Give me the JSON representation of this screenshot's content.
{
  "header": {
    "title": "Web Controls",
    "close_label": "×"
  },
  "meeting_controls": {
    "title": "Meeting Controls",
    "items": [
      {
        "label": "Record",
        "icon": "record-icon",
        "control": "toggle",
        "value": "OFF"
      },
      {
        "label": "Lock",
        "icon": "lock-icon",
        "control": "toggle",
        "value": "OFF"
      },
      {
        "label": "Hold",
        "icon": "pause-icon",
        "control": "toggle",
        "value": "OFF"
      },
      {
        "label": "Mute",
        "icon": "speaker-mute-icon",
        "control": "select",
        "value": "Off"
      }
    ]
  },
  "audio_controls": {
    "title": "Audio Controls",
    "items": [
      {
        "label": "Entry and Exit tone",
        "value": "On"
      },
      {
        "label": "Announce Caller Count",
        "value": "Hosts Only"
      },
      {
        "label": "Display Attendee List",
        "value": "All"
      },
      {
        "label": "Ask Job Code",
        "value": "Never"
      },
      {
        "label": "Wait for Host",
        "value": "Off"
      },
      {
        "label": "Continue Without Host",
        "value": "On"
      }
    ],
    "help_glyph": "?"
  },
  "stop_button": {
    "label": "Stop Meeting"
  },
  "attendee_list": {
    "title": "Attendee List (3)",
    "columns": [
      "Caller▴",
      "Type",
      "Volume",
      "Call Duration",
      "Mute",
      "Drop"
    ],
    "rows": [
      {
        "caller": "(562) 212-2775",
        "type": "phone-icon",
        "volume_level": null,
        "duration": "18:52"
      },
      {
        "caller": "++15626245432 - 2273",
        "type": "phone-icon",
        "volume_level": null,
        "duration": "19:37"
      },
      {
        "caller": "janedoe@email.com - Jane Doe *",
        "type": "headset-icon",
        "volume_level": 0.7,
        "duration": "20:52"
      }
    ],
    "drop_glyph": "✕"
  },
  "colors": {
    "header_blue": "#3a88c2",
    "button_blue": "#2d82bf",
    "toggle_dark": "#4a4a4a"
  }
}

▸ Task to carry out
Nothing should be changed: write out all of the data as is.

▸ Answer in full
Give me the JSON representation of this screenshot's content.
{
  "header": {
    "title": "Web Controls",
    "close_label": "×"
  },
  "meeting_controls": {
    "title": "Meeting Controls",
    "items": [
      {
        "label": "Record",
        "icon": "record-icon",
        "control": "toggle",
        "value": "OFF"
      },
      {
        "label": "Lock",
        "icon": "lock-icon",
        "control": "toggle",
        "value": "OFF"
      },
      {
        "label": "Hold",
        "icon": "pause-icon",
        "control": "toggle",
        "value": "OFF"
      },
      {
        "label": "Mute",
        "icon": "speaker-mute-icon",
        "control": "select",
        "value": "Off"
      }
    ]
  },
  "audio_controls": {
    "title": "Audio Controls",
    "items": [
      {
        "label": "Entry and Exit tone",
        "value": "On"
      },
      {
        "label": "Announce Caller Count",
        "value": "Hosts Only"
      },
      {
        "label": "Display Attendee List",
        "value": "All"
      },
      {
        "label": "Ask Job Code",
        "value": "Never"
      },
      {
        "label": "Wait for Host",
        "value": "Off"
      },
      {
        "label": "Continue Without Host",
        "value": "On"
      }
    ],
    "help_glyph": "?"
  },
  "stop_button": {
    "label": "Stop Meeting"
  },
  "attendee_list": {
    "title": "Attendee List (3)",
    "columns": [
      "Caller▴",
      "Type",
      "Volume",
      "Call Duration",
      "Mute",
      "Drop"
    ],
    "rows": [
      {
        "caller": "(562) 212-2775",
        "type": "phone-icon",
        "volume_level": null,
        "duration": "18:52"
      },
      {
        "caller": "++15626245432 - 2273",
        "type": "phone-icon",
        "volume_level": null,
        "duration": "19:37"
      },
      {
        "caller": "janedoe@email.com - Jane Doe *",
        "type": "headset-icon",
        "volume_level": 0.7,
        "duration": "20:52"
      }
    ],
    "drop_glyph": "✕"
  },
  "colors": {
    "header_blue": "#3a88c2",
    "button_blue": "#2d82bf",
    "toggle_dark": "#4a4a4a"
  }
}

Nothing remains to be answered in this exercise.